Reproduce every entry exactly as shown.

— Begin Task data —

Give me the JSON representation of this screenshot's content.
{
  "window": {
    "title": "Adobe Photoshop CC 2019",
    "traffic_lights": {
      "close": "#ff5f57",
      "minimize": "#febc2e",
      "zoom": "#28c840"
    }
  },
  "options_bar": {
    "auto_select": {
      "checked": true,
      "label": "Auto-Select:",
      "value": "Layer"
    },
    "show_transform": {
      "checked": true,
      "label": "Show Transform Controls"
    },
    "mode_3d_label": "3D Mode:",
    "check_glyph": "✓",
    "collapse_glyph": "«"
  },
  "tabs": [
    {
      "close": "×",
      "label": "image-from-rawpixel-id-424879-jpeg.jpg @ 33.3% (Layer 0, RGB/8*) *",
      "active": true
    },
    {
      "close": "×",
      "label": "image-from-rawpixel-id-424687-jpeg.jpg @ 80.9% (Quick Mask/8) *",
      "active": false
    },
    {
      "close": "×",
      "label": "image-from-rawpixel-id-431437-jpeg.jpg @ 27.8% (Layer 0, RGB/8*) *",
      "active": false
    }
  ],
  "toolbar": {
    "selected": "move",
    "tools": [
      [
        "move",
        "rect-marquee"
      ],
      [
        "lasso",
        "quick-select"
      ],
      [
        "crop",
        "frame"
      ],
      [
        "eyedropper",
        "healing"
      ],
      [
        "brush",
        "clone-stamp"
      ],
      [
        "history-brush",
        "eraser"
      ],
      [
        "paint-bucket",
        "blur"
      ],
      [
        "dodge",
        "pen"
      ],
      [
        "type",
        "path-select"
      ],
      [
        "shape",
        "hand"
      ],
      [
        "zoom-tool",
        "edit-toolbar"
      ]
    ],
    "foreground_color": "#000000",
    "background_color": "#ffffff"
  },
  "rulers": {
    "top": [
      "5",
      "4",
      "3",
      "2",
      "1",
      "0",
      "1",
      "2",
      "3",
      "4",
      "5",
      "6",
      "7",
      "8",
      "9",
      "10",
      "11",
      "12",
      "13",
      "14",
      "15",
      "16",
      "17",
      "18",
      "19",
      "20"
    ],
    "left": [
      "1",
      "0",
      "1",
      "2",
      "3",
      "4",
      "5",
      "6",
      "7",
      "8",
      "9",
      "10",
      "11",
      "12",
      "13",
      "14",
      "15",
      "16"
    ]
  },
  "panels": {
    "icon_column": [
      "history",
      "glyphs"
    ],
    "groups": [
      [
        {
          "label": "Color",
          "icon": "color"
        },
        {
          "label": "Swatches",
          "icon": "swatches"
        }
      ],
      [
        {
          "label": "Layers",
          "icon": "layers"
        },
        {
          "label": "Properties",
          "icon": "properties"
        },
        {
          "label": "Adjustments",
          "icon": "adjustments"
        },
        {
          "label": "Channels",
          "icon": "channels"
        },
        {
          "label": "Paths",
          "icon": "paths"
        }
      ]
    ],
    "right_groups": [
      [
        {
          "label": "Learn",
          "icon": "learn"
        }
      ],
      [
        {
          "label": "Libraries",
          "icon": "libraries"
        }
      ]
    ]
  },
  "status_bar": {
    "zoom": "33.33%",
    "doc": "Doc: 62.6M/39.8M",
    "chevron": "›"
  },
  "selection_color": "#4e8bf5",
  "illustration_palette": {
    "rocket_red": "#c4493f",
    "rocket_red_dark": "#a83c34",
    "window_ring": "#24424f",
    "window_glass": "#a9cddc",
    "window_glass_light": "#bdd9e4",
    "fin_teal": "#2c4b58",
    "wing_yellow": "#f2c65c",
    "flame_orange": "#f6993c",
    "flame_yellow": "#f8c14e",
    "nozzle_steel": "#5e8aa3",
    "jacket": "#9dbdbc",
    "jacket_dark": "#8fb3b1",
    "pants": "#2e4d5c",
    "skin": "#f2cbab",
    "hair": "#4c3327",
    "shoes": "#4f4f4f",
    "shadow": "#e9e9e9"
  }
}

— End Task data —

**The reply:**
Give me the JSON representation of this screenshot's content.
{
  "window": {
    "title": "Adobe Photoshop CC 2019",
    "traffic_lights": {
      "close": "#ff5f57",
      "minimize": "#febc2e",
      "zoom": "#28c840"
    }
  },
  "options_bar": {
    "auto_select": {
      "checked": true,
      "label": "Auto-Select:",
      "value": "Layer"
    },
    "show_transform": {
      "checked": true,
      "label": "Show Transform Controls"
    },
    "mode_3d_label": "3D Mode:",
    "check_glyph": "✓",
    "collapse_glyph": "«"
  },
  "tabs": [
    {
      "close": "×",
      "label": "image-from-rawpixel-id-424879-jpeg.jpg @ 33.3% (Layer 0, RGB/8*) *",
      "active": true
    },
    {
      "close": "×",
      "label": "image-from-rawpixel-id-424687-jpeg.jpg @ 80.9% (Quick Mask/8) *",
      "active": false
    },
    {
      "close": "×",
      "label": "image-from-rawpixel-id-431437-jpeg.jpg @ 27.8% (Layer 0, RGB/8*) *",
      "active": false
    }
  ],
  "toolbar": {
    "selected": "move",
    "tools": [
      [
        "move",
        "rect-marquee"
      ],
      [
        "lasso",
        "quick-select"
      ],
      [
        "crop",
        "frame"
      ],
      [
        "eyedropper",
        "healing"
      ],
      [
        "brush",
        "clone-stamp"
      ],
      [
        "history-brush",
        "eraser"
      ],
      [
        "paint-bucket",
        "blur"
      ],
      [
        "dodge",
        "pen"
      ],
      [
        "type",
        "path-select"
      ],
      [
        "shape",
        "hand"
      ],
      [
        "zoom-tool",
        "edit-toolbar"
      ]
    ],
    "foreground_color": "#000000",
    "background_color": "#ffffff"
  },
  "rulers": {
    "top": [
      "5",
      "4",
      "3",
      "2",
      "1",
      "0",
      "1",
      "2",
      "3",
      "4",
      "5",
      "6",
      "7",
      "8",
      "9",
      "10",
      "11",
      "12",
      "13",
      "14",
      "15",
      "16",
      "17",
      "18",
      "19",
      "20"
    ],
    "left": [
      "1",
      "0",
      "1",
      "2",
      "3",
      "4",
      "5",
      "6",
      "7",
      "8",
      "9",
      "10",
      "11",
      "12",
      "13",
      "14",
      "15",
      "16"
    ]
  },
  "panels": {
    "icon_column": [
      "history",
      "glyphs"
    ],
    "groups": [
      [
        {
          "label": "Color",
          "icon": "color"
        },
        {
          "label": "Swatches",
          "icon": "swatches"
        }
      ],
      [
        {
          "label": "Layers",
          "icon": "layers"
        },
        {
          "label": "Properties",
          "icon": "properties"
        },
        {
          "label": "Adjustments",
          "icon": "adjustments"
        },
        {
          "label": "Channels",
          "icon": "channels"
        },
        {
          "label": "Paths",
          "icon": "paths"
        }
      ]
    ],
    "right_groups": [
      [
        {
          "label": "Learn",
          "icon": "learn"
        }
      ],
      [
        {
          "label": "Libraries",
          "icon": "libraries"
        }
      ]
    ]
  },
  "status_bar": {
    "zoom": "33.33%",
    "doc": "Doc: 62.6M/39.8M",
    "chevron": "›"
  },
  "selection_color": "#4e8bf5",
  "illustration_palette": {
    "rocket_red": "#c4493f",
    "rocket_red_dark": "#a83c34",
    "window_ring": "#24424f",
    "window_glass": "#a9cddc",
    "window_glass_light": "#bdd9e4",
    "fin_teal": "#2c4b58",
    "wing_yellow": "#f2c65c",
    "flame_orange": "#f6993c",
    "flame_yellow": "#f8c14e",
    "nozzle_steel": "#5e8aa3",
    "jacket": "#9dbdbc",
    "jacket_dark": "#8fb3b1",
    "pants": "#2e4d5c",
    "skin": "#f2cbab",
    "hair": "#4c3327",
    "shoes": "#4f4f4f",
    "shadow": "#e9e9e9"
  }
}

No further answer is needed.